**PROBLEM**
Collect all lines from the listing that include the string "amps".

Records from a data collection
··········

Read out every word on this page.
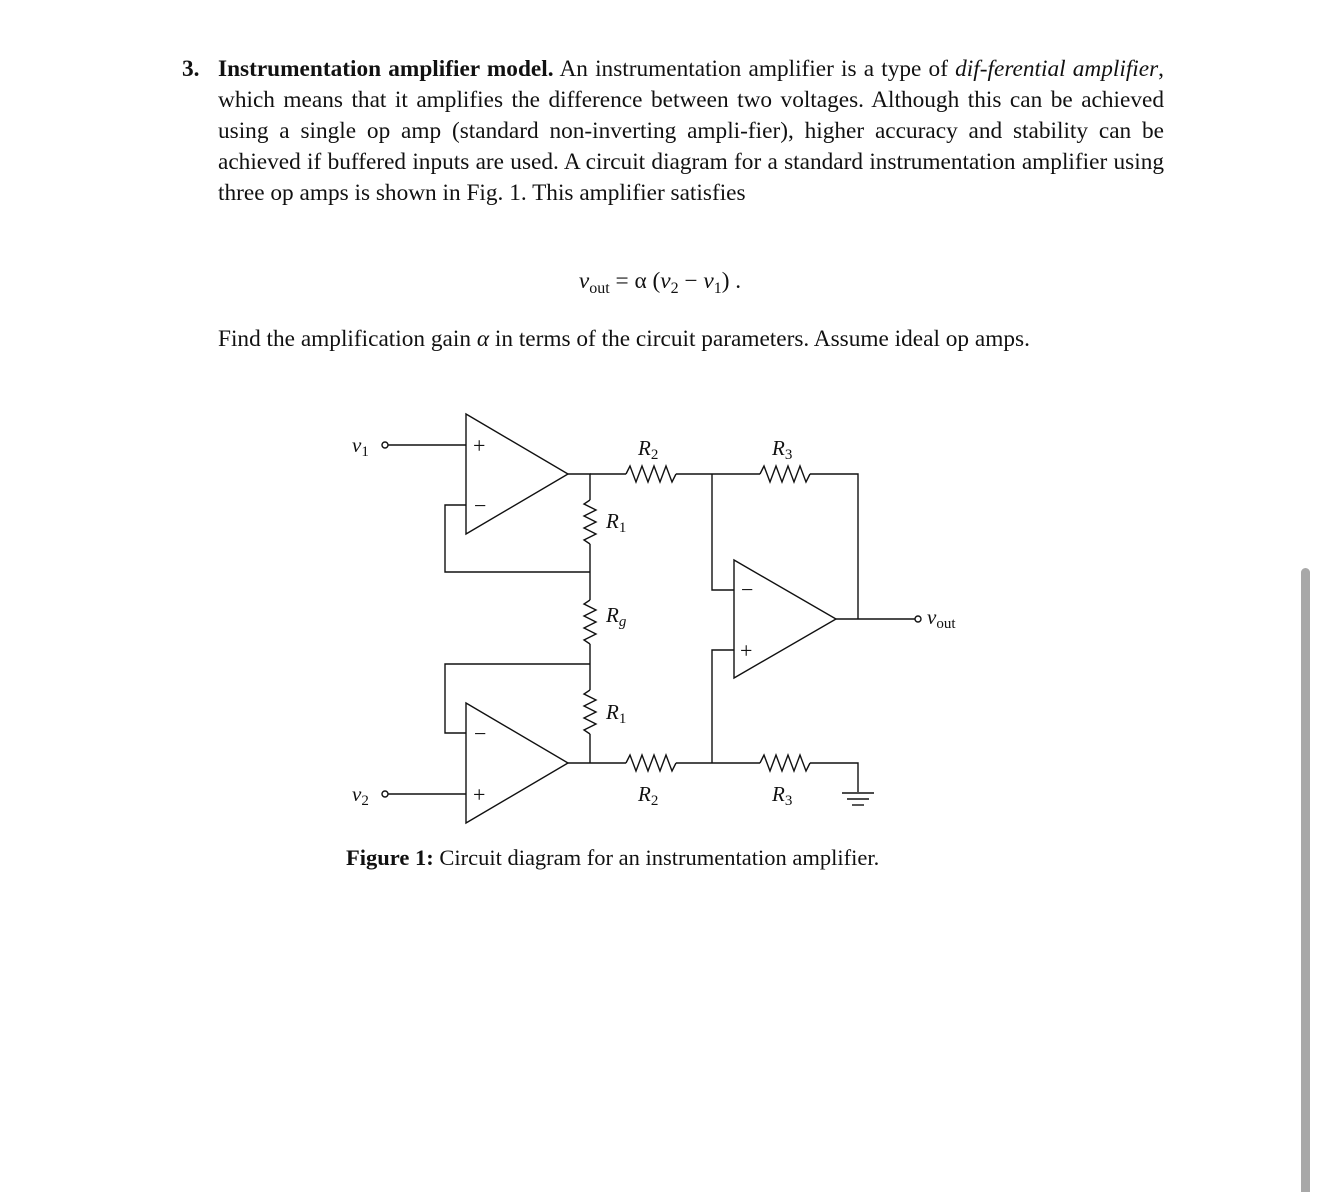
3. Instrumentation amplifier model. An instrumentation amplifier is a type of dif-ferential amplifier, which means that it amplifies the difference between two voltages. Although this can be achieved using a single op amp (standard non-inverting ampli-fier), higher accuracy and stability can be achieved if buffered inputs are used. A circuit diagram for a standard instrumentation amplifier using three op amps is shown in Fig. 1. This amplifier satisfies
$v_{out} = \alpha$ $(v_2 - v_1)$ .
Find the amplification gain α in terms of the circuit parameters. Assume ideal op amps.
+
−
−
+
−
+
v1
v2
vout
R2	R3
R1
Rg
R1
R2	R3
Figure 1: Circuit diagram for an instrumentation amplifier.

··········

**COMPLETE ANSWER**
3. Instrumentation amplifier model. An instrumentation amplifier is a type of dif-ferential amplifier, which means that it amplifies the difference between two voltages. Although this can be achieved using a single op amp (standard non-inverting ampli-fier), higher accuracy and stability can be achieved if buffered inputs are used. A circuit diagram for a standard instrumentation amplifier using three op amps is shown in Fig. 1. This amplifier satisfies
Find the amplification gain α in terms of the circuit parameters. Assume ideal op amps.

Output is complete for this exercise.